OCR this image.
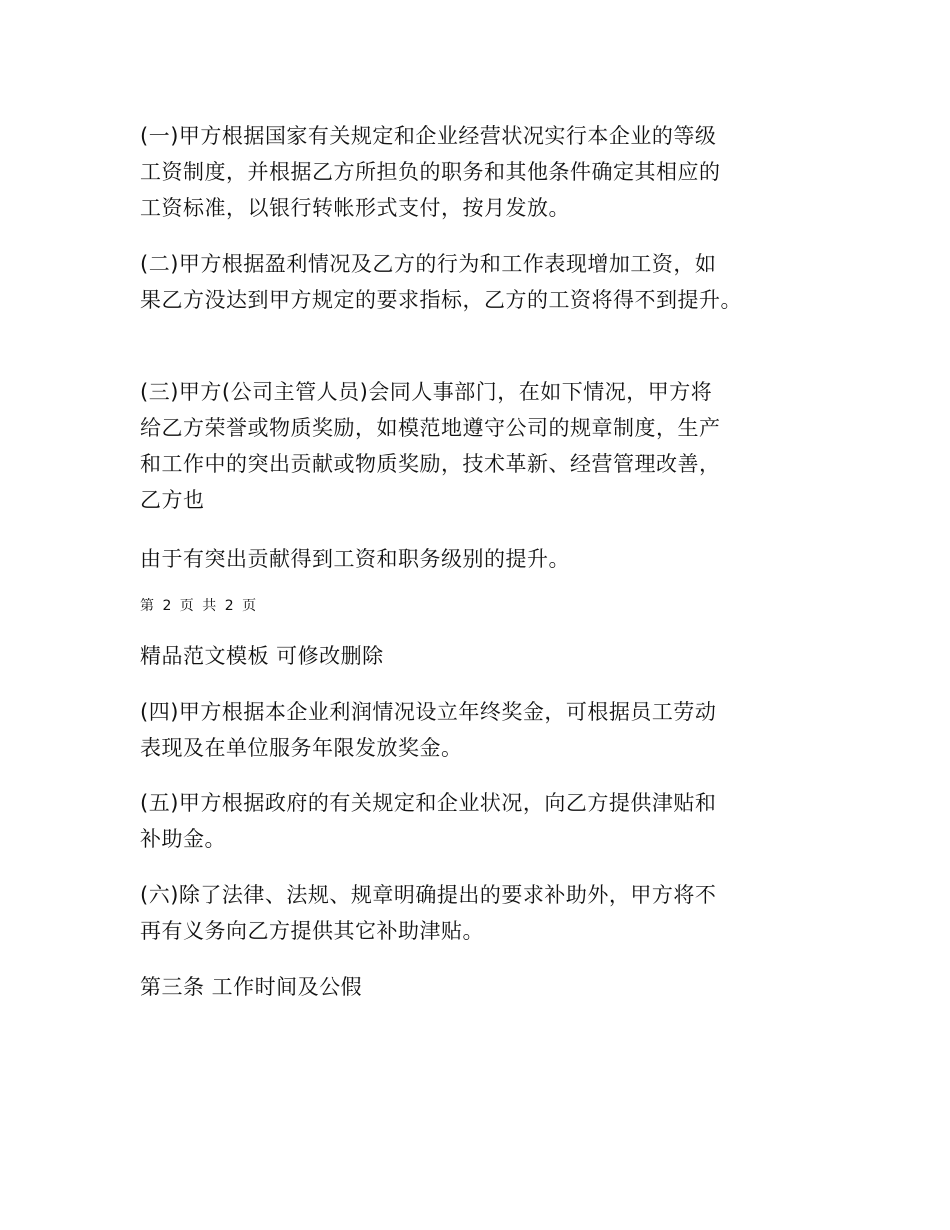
(一)甲方根据国家有关规定和企业经营状况实行本企业的等级
工资制度，并根据乙方所担负的职务和其他条件确定其相应的
工资标准，以银行转帐形式支付，按月发放。

(二)甲方根据盈利情况及乙方的行为和工作表现增加工资，如
果乙方没达到甲方规定的要求指标，乙方的工资将得不到提升。

(三)甲方(公司主管人员)会同人事部门，在如下情况，甲方将
给乙方荣誉或物质奖励，如模范地遵守公司的规章制度，生产
和工作中的突出贡献或物质奖励，技术革新、经营管理改善，
乙方也

由于有突出贡献得到工资和职务级别的提升。

第 2 页 共 2 页

精品范文模板 可修改删除

(四)甲方根据本企业利润情况设立年终奖金，可根据员工劳动
表现及在单位服务年限发放奖金。

(五)甲方根据政府的有关规定和企业状况，向乙方提供津贴和
补助金。

(六)除了法律、法规、规章明确提出的要求补助外，甲方将不
再有义务向乙方提供其它补助津贴。

第三条 工作时间及公假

= = = = = = =

» Task objective: Leave out all images, then reproduce the entries above exactly.

» Completed task:
OCR this image.
(一)甲方根据国家有关规定和企业经营状况实行本企业的等级
工资制度，并根据乙方所担负的职务和其他条件确定其相应的
工资标准，以银行转帐形式支付，按月发放。

(二)甲方根据盈利情况及乙方的行为和工作表现增加工资，如
果乙方没达到甲方规定的要求指标，乙方的工资将得不到提升。

(三)甲方(公司主管人员)会同人事部门，在如下情况，甲方将
给乙方荣誉或物质奖励，如模范地遵守公司的规章制度，生产
和工作中的突出贡献或物质奖励，技术革新、经营管理改善，
乙方也

由于有突出贡献得到工资和职务级别的提升。

第 2 页 共 2 页

精品范文模板 可修改删除

(四)甲方根据本企业利润情况设立年终奖金，可根据员工劳动
表现及在单位服务年限发放奖金。

(五)甲方根据政府的有关规定和企业状况，向乙方提供津贴和
补助金。

(六)除了法律、法规、规章明确提出的要求补助外，甲方将不
再有义务向乙方提供其它补助津贴。

第三条 工作时间及公假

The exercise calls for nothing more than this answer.